## Task instructions
Which lines below hold the word "with"? Report each one.

## Material provided
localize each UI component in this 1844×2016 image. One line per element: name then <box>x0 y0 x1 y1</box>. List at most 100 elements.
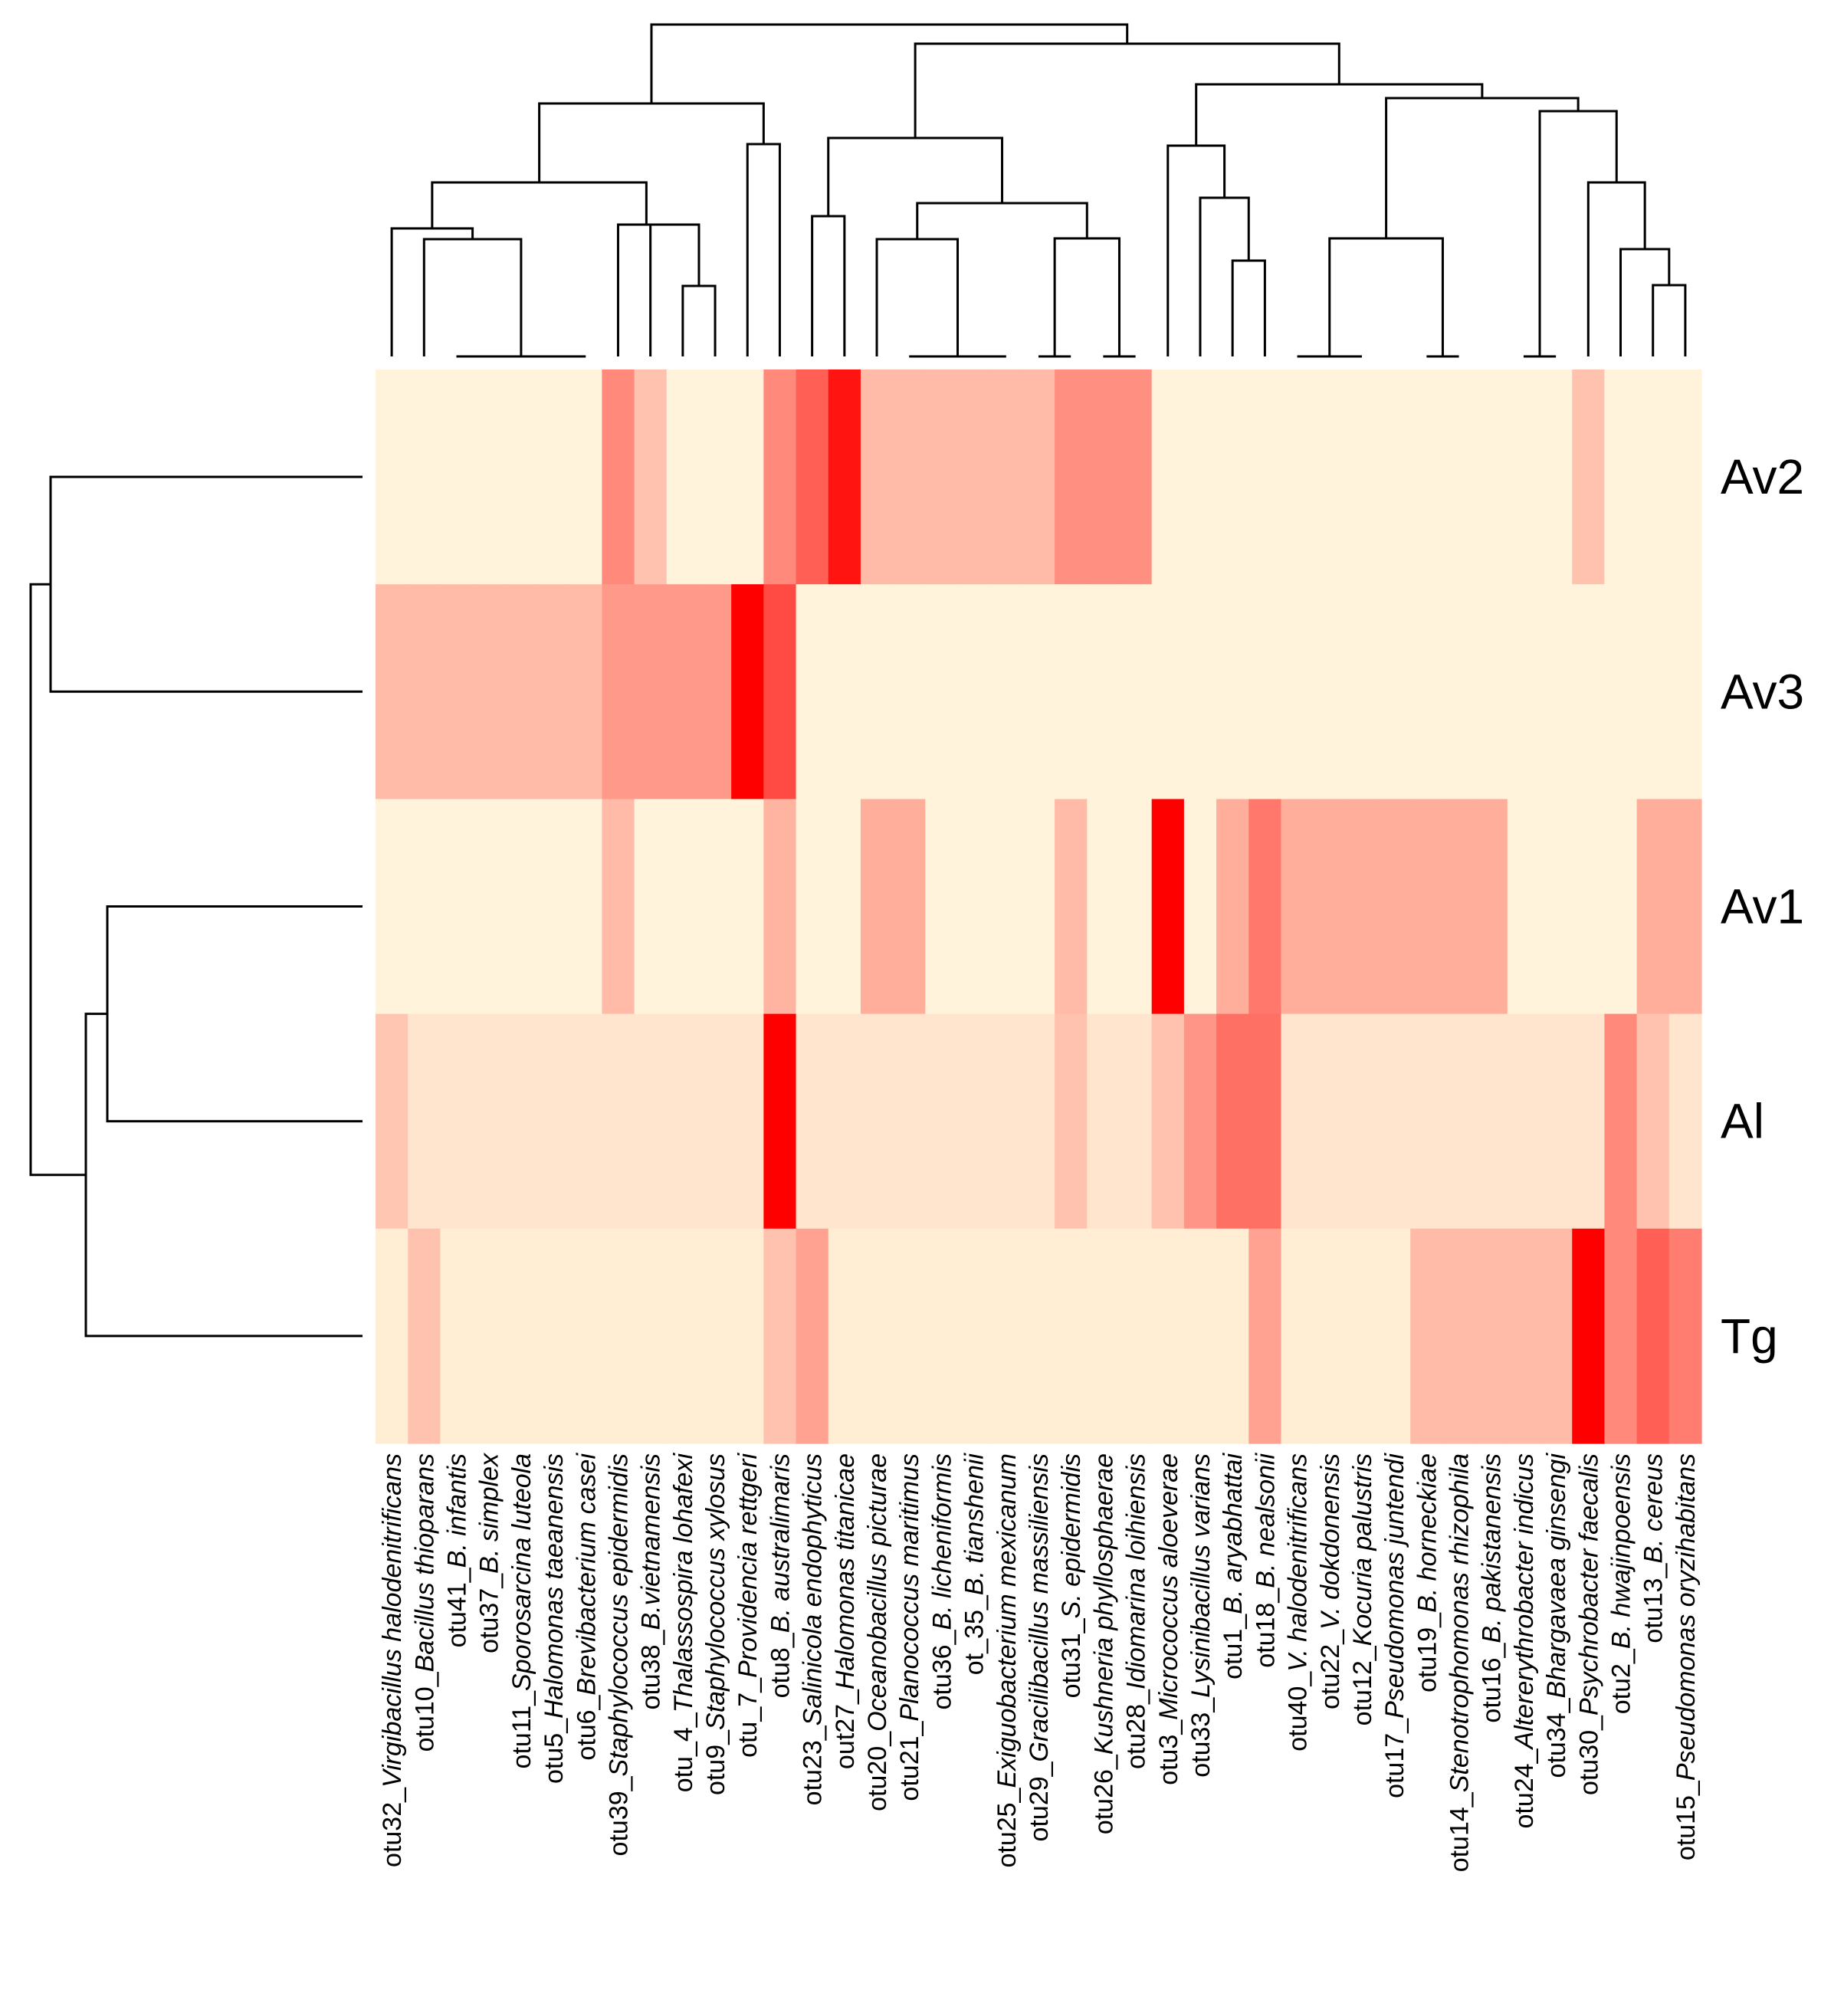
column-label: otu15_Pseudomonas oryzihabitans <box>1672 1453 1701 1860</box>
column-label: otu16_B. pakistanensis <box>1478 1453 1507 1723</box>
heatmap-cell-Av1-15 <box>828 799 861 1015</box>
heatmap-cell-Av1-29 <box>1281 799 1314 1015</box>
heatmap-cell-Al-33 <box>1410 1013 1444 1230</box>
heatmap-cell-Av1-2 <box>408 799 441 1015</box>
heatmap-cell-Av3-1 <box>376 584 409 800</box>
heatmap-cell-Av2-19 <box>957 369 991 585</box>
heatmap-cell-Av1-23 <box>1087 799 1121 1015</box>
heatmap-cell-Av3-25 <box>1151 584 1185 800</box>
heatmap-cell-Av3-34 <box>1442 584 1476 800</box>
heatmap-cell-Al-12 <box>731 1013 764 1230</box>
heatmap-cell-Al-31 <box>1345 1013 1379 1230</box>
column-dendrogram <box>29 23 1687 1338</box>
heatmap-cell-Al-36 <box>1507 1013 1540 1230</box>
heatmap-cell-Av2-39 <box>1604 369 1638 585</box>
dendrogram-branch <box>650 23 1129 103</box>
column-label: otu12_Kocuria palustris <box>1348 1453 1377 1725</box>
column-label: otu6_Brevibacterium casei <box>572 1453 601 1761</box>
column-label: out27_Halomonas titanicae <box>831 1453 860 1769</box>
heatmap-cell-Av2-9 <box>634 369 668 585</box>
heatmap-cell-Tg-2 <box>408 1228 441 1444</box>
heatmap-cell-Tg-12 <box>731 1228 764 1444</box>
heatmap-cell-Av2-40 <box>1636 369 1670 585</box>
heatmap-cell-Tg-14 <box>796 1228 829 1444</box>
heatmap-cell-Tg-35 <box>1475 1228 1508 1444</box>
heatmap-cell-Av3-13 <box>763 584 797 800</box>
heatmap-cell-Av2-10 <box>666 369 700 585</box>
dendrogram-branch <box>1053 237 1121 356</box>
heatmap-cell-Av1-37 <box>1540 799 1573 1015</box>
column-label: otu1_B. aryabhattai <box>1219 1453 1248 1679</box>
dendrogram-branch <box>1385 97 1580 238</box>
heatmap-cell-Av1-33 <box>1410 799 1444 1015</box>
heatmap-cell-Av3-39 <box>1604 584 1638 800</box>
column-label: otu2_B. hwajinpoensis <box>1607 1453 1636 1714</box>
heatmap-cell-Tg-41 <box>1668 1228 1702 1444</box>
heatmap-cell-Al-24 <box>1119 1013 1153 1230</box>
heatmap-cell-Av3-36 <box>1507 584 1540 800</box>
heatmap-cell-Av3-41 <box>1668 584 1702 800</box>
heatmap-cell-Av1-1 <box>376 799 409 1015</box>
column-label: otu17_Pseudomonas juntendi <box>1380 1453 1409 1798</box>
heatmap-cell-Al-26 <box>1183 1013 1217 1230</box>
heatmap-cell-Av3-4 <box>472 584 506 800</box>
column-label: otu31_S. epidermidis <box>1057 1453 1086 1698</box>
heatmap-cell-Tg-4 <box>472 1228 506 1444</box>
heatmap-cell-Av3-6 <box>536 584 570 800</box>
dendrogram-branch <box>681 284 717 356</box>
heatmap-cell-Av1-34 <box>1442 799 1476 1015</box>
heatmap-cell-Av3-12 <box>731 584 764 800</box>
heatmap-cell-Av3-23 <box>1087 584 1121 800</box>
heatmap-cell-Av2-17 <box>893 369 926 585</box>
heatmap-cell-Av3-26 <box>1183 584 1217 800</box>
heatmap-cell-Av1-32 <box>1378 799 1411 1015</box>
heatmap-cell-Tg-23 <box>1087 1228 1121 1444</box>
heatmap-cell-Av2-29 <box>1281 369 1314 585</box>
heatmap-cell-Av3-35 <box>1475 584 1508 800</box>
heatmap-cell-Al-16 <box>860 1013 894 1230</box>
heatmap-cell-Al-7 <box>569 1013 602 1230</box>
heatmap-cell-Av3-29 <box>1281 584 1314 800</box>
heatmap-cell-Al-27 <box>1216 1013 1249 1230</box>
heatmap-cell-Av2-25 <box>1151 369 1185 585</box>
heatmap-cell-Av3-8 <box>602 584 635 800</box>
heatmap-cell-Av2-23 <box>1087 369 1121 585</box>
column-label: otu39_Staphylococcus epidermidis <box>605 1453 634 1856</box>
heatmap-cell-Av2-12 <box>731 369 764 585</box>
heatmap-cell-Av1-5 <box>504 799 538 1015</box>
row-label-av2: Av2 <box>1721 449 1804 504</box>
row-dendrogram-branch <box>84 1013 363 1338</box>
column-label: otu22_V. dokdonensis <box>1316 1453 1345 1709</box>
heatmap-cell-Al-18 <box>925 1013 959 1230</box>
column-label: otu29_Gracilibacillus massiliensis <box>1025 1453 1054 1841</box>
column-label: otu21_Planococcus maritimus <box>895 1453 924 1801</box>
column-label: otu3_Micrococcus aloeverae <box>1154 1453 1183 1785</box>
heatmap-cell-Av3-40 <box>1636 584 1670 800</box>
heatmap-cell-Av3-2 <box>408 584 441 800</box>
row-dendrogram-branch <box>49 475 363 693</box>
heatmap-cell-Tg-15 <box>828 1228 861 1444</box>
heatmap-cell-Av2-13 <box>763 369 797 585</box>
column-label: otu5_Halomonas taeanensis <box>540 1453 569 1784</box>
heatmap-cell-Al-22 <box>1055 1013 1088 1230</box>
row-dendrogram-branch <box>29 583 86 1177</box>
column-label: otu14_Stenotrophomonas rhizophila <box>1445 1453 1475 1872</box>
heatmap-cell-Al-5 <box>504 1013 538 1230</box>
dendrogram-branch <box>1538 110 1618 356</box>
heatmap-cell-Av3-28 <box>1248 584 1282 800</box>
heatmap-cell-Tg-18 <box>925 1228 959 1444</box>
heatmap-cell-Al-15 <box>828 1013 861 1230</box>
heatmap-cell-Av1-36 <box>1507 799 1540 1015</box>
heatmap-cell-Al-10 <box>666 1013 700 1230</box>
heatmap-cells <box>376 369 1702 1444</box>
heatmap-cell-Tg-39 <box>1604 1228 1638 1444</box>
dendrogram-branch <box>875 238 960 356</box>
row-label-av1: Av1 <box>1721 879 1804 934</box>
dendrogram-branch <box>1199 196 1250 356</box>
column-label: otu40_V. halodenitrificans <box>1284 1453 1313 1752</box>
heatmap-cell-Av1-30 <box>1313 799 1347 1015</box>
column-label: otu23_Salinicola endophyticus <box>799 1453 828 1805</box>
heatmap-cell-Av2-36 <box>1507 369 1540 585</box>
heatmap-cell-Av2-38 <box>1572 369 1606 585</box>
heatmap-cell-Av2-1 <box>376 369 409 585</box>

---

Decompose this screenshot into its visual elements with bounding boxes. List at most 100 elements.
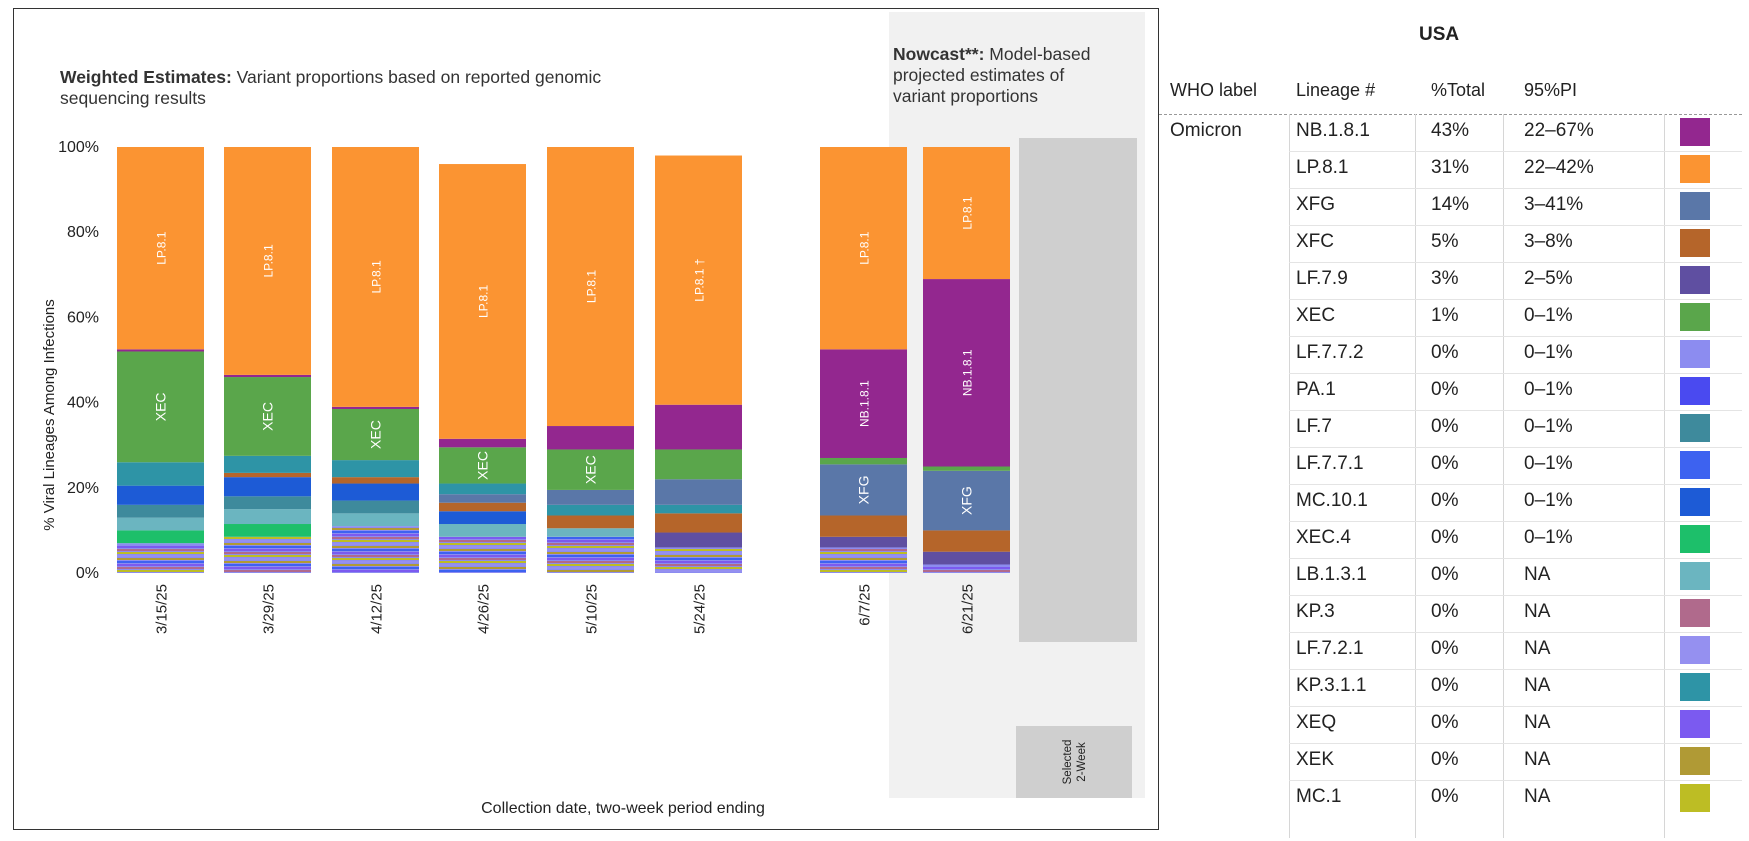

...

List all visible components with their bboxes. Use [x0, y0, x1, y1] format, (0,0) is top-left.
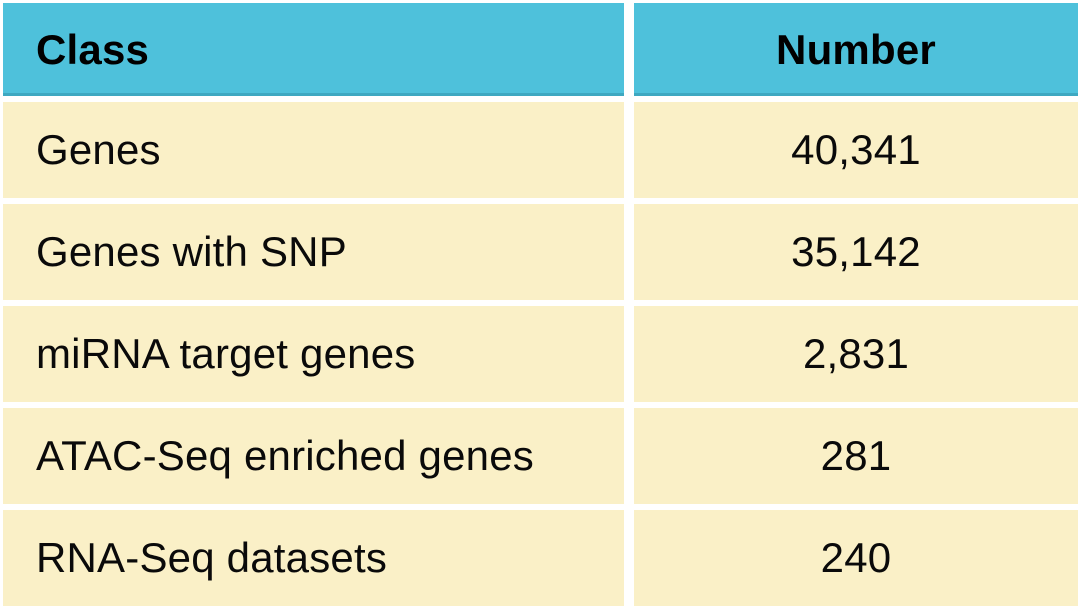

## Completed task
Decompose this screenshot into its visual elements with bounding boxes. List at most 100 elements.
List all visible components with their bboxes. Use [x0, y0, x1, y1] format, (0,0) is top-left.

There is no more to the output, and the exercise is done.